DOCUMENT EXCERPT –
^^^^^^^^
Protect Our Forest protesters demand more protection for forest northwest of Prince Albert

Daily Herald Contributor photo Members of Protect our Forest gather in front of the former Provincial Forestry Centre in downtown Prince Albert on Friday, Oct. 11.

Daily Herald Contributor
Members from the environmental group Protect Our Forest were in downtown Prince Albert on Friday protesting against deforestation in northern Saskatchewan.
Members protested outside the former Prince Albert Forestry Centre on 800 Central Avenue, which now houses the USaks’ Prince Albert Campus. The group included members from the Wahpeton, Sturgeon Lake, and Holbeing areas, who say forests in that part of the province have important cultural value and house heritage sites along the North Saskatchewan River.
Protest organizers said it is one of the few intact forested areas still left, it is highly important for passing culture to the next generation. This is the area where the historic fur trade Hudson House was located, including a cemetery.
“We’ve been in consultation with this Provincial Forestry for about two years,” Carol Friedhoff, co-organizer of the Protect Our Forest said. “We want to protect our forest. As far as we know, we had a one year moratorium. They were going to wait a year before they started cutting. And then all of a sudden we got a new comer to the deal and he knows nothing about our struggles. He is always to busy. He said there is no records there is no paper work for the one year moratorium but we have been doing it for two years.”
^^^^^^^^
INFORMATION SHOWN –
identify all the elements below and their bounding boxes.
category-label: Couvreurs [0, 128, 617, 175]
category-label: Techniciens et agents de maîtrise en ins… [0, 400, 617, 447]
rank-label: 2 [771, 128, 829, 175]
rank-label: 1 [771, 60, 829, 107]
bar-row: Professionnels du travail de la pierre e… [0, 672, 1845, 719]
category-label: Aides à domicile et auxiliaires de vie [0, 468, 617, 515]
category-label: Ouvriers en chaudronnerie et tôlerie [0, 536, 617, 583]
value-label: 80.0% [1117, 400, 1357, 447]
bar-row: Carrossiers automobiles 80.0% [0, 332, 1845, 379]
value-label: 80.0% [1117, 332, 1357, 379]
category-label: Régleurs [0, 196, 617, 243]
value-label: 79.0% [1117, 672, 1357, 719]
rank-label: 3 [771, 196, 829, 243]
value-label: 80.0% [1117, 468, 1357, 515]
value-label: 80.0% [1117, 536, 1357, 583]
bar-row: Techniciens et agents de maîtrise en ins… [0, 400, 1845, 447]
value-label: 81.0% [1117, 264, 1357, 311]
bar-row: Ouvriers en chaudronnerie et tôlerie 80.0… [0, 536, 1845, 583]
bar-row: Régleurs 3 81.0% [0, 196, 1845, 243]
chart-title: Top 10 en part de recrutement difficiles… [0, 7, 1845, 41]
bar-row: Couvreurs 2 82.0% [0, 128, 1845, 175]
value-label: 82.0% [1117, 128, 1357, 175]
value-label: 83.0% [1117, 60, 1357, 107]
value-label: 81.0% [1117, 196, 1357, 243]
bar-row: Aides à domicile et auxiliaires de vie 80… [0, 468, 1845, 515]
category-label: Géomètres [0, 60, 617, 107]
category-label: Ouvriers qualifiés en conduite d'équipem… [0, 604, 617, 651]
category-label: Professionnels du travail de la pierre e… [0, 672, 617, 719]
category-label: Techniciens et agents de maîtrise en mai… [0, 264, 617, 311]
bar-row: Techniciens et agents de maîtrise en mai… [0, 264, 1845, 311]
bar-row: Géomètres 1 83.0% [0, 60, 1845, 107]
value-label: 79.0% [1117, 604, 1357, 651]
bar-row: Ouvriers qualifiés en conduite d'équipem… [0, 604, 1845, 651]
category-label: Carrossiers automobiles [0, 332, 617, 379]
^^^^^^^^
TO DO –
1 – List the areas that the protest group's members came from, as named in the forest protest article.
2 – In the forest protest article, what is the street address of the former Prince Albert Forestry Centre?
Please answer using only the forest protest article, not the records.

ANSWERS TO THE TASKS –
1 – Wahpeton, Sturgeon Lake, Holbeing

2 – 800 Central Avenue